■ **DATA**:
>> BEGIN

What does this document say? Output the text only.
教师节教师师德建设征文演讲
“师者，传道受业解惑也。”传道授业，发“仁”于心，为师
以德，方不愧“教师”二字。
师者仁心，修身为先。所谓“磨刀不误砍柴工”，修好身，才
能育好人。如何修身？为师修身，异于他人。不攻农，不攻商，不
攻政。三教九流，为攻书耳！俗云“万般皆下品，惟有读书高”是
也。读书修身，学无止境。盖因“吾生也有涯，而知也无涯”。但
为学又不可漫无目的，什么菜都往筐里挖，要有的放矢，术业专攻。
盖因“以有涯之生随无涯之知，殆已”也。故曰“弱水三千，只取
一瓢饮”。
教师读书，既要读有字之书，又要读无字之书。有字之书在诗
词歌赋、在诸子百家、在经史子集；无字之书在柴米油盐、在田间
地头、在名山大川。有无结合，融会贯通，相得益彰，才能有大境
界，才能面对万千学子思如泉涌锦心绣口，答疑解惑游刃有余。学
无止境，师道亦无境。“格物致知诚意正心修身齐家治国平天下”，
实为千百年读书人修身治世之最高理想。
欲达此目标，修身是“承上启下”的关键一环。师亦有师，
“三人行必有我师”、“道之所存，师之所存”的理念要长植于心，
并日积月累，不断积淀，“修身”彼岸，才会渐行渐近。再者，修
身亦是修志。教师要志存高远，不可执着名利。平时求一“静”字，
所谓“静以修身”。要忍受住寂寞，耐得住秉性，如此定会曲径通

>> END

■ **REQUIREMENT**:
Output the listing above without altering a single character.

■ **TASK RESPONSE**:
What does this document say? Output the text only.
教师节教师师德建设征文演讲
“师者，传道受业解惑也。”传道授业，发“仁”于心，为师
以德，方不愧“教师”二字。
师者仁心，修身为先。所谓“磨刀不误砍柴工”，修好身，才
能育好人。如何修身？为师修身，异于他人。不攻农，不攻商，不
攻政。三教九流，为攻书耳！俗云“万般皆下品，惟有读书高”是
也。读书修身，学无止境。盖因“吾生也有涯，而知也无涯”。但
为学又不可漫无目的，什么菜都往筐里挖，要有的放矢，术业专攻。
盖因“以有涯之生随无涯之知，殆已”也。故曰“弱水三千，只取
一瓢饮”。
教师读书，既要读有字之书，又要读无字之书。有字之书在诗
词歌赋、在诸子百家、在经史子集；无字之书在柴米油盐、在田间
地头、在名山大川。有无结合，融会贯通，相得益彰，才能有大境
界，才能面对万千学子思如泉涌锦心绣口，答疑解惑游刃有余。学
无止境，师道亦无境。“格物致知诚意正心修身齐家治国平天下”，
实为千百年读书人修身治世之最高理想。
欲达此目标，修身是“承上启下”的关键一环。师亦有师，
“三人行必有我师”、“道之所存，师之所存”的理念要长植于心，
并日积月累，不断积淀，“修身”彼岸，才会渐行渐近。再者，修
身亦是修志。教师要志存高远，不可执着名利。平时求一“静”字，
所谓“静以修身”。要忍受住寂寞，耐得住秉性，如此定会曲径通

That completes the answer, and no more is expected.